Figure contents as structured data >>
▽

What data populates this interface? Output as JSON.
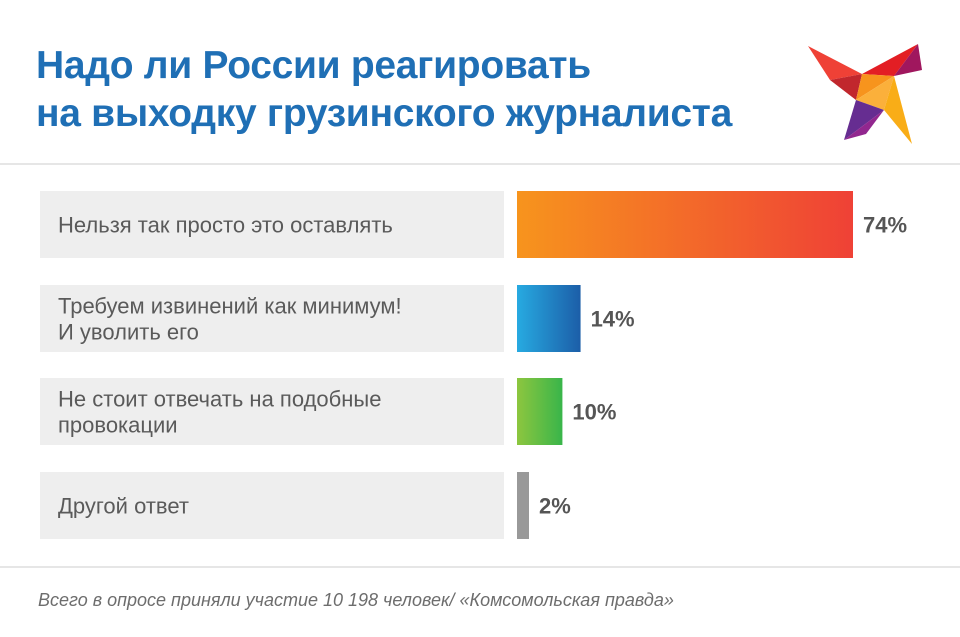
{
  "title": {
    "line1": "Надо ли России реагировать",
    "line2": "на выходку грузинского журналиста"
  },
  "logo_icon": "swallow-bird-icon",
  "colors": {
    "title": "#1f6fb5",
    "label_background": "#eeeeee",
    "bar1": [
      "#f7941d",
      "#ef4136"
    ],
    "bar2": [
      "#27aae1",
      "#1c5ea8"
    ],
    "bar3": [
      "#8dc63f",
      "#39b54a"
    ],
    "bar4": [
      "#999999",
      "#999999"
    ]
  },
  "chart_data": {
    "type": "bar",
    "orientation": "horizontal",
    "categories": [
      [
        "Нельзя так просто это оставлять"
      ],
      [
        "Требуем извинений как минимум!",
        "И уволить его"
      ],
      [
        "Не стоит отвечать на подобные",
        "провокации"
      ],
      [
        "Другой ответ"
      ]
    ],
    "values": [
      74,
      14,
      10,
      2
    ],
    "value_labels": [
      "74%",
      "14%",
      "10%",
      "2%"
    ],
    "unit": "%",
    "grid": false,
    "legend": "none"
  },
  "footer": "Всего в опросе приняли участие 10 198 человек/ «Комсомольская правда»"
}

△
▽

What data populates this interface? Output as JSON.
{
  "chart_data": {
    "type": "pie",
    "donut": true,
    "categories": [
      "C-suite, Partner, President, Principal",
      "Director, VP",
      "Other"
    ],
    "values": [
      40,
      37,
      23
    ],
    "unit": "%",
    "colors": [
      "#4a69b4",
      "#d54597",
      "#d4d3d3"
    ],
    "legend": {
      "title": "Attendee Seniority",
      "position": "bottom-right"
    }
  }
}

△

WRITTEN INSTRUCTION >> State the number of lines that contain the string "title", with no other words.

FINAL RESULT >> 3